[Listing from a data source]
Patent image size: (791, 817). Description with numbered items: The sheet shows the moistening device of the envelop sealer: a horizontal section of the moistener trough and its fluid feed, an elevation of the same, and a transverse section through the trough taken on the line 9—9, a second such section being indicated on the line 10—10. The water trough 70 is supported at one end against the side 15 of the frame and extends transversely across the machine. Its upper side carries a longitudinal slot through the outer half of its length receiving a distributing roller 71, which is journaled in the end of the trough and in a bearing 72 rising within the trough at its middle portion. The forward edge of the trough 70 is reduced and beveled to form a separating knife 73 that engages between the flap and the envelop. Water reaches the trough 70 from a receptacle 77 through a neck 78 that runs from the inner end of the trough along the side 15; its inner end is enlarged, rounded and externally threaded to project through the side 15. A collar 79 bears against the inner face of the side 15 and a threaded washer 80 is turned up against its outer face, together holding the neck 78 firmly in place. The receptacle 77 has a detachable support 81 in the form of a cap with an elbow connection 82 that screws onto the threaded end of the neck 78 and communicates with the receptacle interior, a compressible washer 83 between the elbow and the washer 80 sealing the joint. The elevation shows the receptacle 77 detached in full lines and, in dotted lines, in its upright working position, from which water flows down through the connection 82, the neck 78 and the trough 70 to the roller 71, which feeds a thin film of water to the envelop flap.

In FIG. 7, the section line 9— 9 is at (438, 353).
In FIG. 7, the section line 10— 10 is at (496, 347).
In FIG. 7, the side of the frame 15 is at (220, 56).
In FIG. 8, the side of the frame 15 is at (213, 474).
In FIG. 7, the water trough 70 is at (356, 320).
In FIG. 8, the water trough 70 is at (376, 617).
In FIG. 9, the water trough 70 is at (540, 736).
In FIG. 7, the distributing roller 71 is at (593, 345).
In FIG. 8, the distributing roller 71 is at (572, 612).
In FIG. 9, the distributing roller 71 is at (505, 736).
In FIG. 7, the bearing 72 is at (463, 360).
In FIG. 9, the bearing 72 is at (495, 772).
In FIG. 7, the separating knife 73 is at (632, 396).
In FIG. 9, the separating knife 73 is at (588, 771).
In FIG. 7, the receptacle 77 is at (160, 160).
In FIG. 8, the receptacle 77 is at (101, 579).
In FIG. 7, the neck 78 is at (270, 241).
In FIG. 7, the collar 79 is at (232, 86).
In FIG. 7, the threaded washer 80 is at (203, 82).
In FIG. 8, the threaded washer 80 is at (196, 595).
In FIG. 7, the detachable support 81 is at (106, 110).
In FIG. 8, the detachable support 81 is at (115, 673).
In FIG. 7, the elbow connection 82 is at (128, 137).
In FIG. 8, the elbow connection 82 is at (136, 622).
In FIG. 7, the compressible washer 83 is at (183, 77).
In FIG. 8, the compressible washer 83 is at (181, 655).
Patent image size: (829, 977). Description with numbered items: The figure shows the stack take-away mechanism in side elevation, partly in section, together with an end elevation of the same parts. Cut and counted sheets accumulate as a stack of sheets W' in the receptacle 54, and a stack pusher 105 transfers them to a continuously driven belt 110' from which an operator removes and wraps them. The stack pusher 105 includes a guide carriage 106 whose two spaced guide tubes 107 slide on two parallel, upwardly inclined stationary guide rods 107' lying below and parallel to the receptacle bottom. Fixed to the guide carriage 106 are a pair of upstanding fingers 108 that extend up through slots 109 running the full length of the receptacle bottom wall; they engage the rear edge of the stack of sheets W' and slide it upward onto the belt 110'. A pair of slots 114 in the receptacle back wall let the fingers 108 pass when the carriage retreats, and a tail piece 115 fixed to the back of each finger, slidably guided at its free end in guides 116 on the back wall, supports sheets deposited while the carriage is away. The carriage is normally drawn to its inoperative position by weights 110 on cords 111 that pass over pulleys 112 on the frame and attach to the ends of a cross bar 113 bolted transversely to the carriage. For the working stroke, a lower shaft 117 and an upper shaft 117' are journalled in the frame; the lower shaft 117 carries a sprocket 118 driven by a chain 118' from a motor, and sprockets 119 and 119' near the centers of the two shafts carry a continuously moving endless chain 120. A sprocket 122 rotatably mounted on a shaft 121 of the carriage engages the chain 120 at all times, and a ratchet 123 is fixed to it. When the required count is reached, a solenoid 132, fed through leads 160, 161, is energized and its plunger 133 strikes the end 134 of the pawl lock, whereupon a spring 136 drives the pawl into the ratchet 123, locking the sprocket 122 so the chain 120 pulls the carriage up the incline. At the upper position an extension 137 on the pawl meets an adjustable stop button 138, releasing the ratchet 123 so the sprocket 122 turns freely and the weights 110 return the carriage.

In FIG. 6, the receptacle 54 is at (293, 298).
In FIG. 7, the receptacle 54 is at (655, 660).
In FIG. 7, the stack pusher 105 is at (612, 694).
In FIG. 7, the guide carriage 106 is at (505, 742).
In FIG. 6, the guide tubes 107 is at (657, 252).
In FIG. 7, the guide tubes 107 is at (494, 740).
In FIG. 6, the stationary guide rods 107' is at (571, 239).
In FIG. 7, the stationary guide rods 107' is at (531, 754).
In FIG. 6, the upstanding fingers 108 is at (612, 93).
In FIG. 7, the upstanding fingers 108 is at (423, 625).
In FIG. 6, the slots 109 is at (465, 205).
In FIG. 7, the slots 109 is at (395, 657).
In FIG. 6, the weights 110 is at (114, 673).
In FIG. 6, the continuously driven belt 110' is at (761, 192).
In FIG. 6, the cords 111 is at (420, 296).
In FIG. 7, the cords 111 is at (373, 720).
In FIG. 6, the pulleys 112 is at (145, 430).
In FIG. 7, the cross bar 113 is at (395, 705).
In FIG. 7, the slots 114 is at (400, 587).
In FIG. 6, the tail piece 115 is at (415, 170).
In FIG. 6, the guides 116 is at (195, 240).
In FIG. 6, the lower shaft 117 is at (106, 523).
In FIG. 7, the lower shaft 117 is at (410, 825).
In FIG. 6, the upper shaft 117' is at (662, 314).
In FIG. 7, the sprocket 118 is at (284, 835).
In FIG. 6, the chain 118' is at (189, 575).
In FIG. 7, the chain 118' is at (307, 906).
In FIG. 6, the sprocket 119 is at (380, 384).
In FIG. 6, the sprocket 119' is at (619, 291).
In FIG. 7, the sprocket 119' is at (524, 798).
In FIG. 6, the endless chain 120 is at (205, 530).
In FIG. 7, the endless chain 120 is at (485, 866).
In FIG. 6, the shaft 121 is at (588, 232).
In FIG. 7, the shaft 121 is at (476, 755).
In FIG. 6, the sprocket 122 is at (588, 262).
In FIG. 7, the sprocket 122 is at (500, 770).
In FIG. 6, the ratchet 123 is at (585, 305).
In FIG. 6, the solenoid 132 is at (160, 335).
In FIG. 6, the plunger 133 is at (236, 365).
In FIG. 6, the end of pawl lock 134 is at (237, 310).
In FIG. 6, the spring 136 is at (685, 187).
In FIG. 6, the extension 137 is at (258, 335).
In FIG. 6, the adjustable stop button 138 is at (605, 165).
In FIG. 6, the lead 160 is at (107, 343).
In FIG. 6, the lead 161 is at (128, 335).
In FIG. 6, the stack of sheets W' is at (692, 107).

Set exercise
Convert the listing above, from its first line through the line containing "In FIG. 9, the bearing 72 is at (495, 772).", into a Markdown table with the columns Row and Entry, numbering each line and omitting blank lines.

Answer below
| Row | Entry |
|---|---|
| 1 | Patent image size: (791, 817). Description with numbered items: The sheet shows the moistening device of the envelop sealer: a horizontal section of the moistener trough and its fluid feed, an elevation of the same, and a transverse section through the trough taken on the line 9—9, a second such section being indicated on the line 10—10. The water trough 70 is supported at one end against the side 15 of the frame and extends transversely across the machine. Its upper side carries a longitudinal slot through the outer half of its length receiving a distributing roller 71, which is journaled in the end of the trough and in a bearing 72 rising within the trough at its middle portion. The forward edge of the trough 70 is reduced and beveled to form a separating knife 73 that engages between the flap and the envelop. Water reaches the trough 70 from a receptacle 77 through a neck 78 that runs from the inner end of the trough along the side 15; its inner end is enlarged, rounded and externally threaded to project through the side 15. A collar 79 bears against the inner face of the side 15 and a threaded washer 80 is turned up against its outer face, together holding the neck 78 firmly in place. The receptacle 77 has a detachable support 81 in the form of a cap with an elbow connection 82 that screws onto the threaded end of the neck 78 and communicates with the receptacle interior, a compressible washer 83 between the elbow and the washer 80 sealing the joint. The elevation shows the receptacle 77 detached in full lines and, in dotted lines, in its upright working position, from which water flows down through the connection 82, the neck 78 and the trough 70 to the roller 71, which feeds a thin film of water to the envelop flap. |
| 2 | In FIG. 7, the section line 9— 9 is at (438, 353). |
| 3 | In FIG. 7, the section line 10— 10 is at (496, 347). |
| 4 | In FIG. 7, the side of the frame 15 is at (220, 56). |
| 5 | In FIG. 8, the side of the frame 15 is at (213, 474). |
| 6 | In FIG. 7, the water trough 70 is at (356, 320). |
| 7 | In FIG. 8, the water trough 70 is at (376, 617). |
| 8 | In FIG. 9, the water trough 70 is at (540, 736). |
| 9 | In FIG. 7, the distributing roller 71 is at (593, 345). |
| 10 | In FIG. 8, the distributing roller 71 is at (572, 612). |
| 11 | In FIG. 9, the distributing roller 71 is at (505, 736). |
| 12 | In FIG. 7, the bearing 72 is at (463, 360). |
| 13 | In FIG. 9, the bearing 72 is at (495, 772). |